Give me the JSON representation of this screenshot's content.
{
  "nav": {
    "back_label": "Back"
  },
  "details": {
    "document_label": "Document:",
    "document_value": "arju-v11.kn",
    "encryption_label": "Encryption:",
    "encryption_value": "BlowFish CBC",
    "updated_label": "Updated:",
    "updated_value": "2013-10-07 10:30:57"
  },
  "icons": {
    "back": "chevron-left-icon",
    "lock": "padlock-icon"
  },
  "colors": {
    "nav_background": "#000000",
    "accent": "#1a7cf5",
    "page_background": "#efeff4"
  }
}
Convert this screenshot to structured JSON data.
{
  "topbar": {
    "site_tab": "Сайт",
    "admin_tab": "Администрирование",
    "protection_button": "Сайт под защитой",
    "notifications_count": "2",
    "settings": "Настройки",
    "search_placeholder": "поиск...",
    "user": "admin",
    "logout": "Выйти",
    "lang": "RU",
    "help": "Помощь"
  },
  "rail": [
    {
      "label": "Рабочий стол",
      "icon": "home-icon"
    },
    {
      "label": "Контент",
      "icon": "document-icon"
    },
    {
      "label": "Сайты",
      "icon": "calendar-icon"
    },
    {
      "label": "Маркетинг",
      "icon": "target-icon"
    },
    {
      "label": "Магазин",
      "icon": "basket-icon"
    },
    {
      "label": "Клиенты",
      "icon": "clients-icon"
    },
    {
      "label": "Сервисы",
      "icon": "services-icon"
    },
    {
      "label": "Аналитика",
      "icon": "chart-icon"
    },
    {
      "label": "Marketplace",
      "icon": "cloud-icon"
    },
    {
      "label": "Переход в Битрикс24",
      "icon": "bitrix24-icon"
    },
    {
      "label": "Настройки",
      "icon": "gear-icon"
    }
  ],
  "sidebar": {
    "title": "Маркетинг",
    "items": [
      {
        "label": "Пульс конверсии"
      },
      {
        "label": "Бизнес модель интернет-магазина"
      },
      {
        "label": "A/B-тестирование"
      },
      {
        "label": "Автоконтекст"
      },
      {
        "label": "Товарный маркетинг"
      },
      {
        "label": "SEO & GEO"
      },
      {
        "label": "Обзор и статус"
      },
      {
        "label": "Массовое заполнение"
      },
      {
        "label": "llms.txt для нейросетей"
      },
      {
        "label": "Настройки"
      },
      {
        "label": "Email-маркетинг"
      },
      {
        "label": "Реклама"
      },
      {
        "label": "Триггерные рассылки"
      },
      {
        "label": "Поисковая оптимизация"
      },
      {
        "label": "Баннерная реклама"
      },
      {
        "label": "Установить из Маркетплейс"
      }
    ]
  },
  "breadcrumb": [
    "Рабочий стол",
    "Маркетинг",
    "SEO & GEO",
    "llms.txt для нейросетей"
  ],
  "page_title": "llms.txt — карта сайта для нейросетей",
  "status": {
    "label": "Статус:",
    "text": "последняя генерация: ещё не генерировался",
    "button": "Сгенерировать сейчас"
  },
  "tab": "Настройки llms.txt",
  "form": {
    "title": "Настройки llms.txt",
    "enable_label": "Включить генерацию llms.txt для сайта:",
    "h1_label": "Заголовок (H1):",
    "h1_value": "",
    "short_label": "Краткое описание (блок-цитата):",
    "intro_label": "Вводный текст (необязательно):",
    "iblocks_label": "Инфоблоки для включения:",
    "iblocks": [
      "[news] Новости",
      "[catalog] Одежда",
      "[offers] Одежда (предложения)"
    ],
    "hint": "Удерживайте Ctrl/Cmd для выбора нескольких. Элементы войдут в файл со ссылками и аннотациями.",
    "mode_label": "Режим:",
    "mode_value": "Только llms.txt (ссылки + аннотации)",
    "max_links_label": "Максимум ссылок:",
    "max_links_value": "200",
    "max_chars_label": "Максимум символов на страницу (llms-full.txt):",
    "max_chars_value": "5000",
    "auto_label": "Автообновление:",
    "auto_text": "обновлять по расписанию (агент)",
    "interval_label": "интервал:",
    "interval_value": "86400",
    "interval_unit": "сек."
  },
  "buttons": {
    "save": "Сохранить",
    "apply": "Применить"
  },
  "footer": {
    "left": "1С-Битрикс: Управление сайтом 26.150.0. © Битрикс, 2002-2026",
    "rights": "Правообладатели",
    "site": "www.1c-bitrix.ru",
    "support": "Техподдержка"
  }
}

--

WORK TO BE COMPLETED - Find every line holding the word "нейросетей"; give their count and nothing else.

TASK RESPONSE - 3